=== TASK STATEMENT ===
Report every line below that holds the word "kommen".

### GIVEN DATA

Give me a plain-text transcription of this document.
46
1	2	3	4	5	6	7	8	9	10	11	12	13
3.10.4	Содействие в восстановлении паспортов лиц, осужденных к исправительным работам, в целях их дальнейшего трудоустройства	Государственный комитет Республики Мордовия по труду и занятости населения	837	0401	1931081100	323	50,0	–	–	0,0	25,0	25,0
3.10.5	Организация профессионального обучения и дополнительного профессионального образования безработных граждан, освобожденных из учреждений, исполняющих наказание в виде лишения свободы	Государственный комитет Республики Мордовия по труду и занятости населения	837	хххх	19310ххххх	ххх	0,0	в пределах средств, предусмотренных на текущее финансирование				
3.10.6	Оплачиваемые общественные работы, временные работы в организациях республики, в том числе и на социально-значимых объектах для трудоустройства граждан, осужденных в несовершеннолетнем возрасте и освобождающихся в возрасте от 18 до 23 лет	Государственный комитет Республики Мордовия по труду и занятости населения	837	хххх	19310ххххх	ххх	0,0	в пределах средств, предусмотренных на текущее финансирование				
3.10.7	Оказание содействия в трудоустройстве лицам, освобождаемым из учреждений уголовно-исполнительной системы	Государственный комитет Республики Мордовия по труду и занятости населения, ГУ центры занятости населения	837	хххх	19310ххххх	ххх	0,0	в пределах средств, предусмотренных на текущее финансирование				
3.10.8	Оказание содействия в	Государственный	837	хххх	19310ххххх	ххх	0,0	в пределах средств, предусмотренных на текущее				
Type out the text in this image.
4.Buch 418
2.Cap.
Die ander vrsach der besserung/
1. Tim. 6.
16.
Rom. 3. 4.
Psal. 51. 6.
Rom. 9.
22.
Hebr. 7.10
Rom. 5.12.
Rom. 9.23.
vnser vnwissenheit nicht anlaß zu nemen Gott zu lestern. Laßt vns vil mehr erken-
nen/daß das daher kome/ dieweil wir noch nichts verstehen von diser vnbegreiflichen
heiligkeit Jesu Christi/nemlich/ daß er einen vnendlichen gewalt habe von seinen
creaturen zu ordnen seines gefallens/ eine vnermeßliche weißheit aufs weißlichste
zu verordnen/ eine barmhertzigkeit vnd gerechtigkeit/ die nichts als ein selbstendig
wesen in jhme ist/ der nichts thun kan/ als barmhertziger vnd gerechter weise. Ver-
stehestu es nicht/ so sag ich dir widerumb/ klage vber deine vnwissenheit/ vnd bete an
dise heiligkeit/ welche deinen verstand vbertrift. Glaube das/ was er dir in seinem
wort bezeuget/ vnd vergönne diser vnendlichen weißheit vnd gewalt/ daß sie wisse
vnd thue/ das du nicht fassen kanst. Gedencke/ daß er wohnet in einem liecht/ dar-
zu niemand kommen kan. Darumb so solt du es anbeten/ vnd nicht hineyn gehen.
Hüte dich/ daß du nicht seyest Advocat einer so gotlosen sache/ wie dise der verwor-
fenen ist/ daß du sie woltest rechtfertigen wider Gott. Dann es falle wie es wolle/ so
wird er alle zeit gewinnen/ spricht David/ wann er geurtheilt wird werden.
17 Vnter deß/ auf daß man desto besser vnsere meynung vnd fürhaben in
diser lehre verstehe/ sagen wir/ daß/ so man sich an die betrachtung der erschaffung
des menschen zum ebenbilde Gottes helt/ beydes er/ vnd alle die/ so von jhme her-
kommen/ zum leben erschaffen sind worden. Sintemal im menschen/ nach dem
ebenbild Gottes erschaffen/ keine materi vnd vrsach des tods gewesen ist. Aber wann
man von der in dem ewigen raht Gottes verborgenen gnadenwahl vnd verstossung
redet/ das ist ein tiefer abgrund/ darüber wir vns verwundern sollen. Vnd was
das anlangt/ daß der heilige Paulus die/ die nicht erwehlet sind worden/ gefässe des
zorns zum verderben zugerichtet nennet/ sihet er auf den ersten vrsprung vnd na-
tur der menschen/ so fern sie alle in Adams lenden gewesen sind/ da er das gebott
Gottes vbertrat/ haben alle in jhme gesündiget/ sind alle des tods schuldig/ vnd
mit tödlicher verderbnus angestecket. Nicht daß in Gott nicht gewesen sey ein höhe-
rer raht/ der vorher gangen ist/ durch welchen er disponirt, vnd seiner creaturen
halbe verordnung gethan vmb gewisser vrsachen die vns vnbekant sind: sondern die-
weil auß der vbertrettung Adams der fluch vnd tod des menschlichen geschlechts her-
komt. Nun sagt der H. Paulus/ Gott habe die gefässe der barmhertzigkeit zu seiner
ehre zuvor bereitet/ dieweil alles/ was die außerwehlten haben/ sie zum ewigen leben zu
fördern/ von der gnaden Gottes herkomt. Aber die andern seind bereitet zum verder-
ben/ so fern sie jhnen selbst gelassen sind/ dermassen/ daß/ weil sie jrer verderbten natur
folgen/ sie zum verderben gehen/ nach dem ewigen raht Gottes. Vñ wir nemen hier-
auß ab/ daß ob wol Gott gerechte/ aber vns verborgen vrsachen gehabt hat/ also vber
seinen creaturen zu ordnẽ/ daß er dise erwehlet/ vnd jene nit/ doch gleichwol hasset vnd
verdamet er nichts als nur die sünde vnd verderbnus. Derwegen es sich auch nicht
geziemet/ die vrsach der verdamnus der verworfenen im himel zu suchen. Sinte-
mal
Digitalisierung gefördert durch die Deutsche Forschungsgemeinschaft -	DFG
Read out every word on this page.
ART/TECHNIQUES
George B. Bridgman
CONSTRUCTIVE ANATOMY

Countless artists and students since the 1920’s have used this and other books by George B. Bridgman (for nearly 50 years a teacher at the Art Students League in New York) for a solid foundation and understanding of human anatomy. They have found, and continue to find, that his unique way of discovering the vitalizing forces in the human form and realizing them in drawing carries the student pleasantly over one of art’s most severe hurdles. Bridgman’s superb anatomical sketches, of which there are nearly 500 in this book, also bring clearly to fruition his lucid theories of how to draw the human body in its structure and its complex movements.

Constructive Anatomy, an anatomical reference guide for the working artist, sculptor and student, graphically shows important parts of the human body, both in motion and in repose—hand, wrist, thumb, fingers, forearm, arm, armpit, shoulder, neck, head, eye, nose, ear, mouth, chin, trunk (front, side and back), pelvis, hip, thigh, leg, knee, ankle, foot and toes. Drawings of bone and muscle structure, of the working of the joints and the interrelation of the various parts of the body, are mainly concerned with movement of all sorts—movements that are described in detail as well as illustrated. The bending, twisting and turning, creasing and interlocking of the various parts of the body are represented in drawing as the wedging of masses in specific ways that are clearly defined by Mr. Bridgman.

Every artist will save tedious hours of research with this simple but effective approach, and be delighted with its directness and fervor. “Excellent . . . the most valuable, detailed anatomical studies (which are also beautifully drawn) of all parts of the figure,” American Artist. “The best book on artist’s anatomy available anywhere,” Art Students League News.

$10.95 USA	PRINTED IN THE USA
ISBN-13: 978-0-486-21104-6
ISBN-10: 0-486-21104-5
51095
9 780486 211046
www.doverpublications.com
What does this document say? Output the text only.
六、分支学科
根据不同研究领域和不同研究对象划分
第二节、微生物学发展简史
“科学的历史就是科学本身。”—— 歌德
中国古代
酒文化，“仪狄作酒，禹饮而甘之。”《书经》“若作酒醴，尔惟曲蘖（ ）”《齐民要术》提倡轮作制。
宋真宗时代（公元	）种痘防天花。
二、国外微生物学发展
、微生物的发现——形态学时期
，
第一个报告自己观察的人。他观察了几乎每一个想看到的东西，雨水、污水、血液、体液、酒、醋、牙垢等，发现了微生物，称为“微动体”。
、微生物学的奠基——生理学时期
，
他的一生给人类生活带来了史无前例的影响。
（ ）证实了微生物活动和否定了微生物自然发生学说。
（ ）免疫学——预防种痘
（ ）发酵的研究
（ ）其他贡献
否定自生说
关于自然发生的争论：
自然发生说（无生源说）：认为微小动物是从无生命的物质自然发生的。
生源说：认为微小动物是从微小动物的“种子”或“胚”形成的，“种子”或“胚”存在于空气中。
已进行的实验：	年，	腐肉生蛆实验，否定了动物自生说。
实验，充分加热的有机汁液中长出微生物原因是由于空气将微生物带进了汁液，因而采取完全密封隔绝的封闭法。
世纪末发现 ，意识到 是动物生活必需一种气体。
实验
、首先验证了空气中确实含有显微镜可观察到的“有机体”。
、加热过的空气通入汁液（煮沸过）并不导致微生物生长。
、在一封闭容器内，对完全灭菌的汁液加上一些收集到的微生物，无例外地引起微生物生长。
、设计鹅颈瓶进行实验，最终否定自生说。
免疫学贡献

######

=== WRITTEN SOLUTION ===
zu niemand kommen kan. Darumb so solt du es anbeten/ vnd nicht hineyn gehen.
kommen/ zum leben erschaffen sind worden. Sintemal im menschen/ nach dem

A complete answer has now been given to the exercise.